| INPUT RECORDS |
————

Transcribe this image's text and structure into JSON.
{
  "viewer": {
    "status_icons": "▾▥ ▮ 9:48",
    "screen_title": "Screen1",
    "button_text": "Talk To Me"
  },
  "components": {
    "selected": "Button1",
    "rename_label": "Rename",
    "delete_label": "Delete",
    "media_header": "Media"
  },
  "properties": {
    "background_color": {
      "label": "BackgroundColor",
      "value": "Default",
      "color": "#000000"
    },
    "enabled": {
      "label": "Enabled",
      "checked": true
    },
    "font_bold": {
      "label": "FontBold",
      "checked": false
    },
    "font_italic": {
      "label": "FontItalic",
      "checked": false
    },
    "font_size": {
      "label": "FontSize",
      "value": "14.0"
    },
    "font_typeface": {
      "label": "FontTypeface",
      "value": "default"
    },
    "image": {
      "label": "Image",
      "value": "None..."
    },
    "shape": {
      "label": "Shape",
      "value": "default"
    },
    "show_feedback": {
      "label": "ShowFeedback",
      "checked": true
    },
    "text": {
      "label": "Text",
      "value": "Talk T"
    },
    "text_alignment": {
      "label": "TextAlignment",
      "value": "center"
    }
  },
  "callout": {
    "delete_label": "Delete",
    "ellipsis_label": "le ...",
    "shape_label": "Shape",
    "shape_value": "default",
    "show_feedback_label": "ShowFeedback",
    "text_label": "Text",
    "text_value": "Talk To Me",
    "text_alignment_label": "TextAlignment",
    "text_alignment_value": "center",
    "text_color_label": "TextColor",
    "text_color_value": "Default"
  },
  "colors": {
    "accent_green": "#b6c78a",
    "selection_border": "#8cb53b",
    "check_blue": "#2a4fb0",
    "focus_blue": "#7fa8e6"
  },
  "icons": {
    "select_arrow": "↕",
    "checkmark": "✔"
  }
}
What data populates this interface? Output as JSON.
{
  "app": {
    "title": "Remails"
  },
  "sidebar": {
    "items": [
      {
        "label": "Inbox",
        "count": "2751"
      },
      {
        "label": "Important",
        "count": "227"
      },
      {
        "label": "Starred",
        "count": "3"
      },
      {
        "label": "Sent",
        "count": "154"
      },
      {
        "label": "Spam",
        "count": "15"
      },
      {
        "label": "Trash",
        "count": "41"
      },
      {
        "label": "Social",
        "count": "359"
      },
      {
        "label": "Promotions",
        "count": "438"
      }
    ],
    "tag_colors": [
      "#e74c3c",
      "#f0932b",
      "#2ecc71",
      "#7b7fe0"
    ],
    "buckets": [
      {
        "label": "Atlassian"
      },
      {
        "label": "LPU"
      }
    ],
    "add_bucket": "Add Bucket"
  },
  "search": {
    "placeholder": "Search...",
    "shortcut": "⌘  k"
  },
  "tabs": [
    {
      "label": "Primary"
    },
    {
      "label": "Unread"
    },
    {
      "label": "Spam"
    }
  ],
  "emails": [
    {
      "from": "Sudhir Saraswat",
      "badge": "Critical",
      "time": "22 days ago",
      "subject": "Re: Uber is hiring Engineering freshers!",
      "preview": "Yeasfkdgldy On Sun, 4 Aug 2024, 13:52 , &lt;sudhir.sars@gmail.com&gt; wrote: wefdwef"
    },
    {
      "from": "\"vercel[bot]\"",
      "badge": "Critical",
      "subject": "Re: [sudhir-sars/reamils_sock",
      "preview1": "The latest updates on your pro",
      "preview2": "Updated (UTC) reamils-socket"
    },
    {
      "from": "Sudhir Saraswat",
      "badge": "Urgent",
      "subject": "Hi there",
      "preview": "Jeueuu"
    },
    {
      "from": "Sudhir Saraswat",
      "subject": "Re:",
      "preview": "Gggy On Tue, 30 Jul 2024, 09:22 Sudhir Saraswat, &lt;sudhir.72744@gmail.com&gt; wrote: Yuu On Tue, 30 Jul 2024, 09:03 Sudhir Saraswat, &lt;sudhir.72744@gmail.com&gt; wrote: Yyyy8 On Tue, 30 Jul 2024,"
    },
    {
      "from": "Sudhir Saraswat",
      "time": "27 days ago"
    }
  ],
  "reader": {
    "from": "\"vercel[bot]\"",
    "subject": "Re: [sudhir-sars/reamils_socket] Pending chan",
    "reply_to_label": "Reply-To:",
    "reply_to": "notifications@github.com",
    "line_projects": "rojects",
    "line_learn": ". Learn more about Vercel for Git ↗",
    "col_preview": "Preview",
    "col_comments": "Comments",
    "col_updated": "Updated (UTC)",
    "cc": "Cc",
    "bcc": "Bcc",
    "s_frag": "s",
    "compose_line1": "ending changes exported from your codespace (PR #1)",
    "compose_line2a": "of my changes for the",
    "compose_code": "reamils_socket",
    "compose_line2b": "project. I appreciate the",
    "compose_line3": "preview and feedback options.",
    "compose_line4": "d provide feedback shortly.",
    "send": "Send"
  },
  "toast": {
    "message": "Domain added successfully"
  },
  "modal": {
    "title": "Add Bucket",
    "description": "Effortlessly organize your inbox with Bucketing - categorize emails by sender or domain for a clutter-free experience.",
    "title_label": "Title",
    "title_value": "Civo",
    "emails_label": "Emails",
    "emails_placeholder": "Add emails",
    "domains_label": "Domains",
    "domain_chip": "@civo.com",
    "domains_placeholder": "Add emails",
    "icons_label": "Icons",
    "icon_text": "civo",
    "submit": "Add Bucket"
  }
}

————

| EXERCISE |
From the records, copy every line that has the string "Talk" in it.

| WRITTEN REPLY |
    "button_text": "Talk To Me"
      "value": "Talk T"
    "text_value": "Talk To Me",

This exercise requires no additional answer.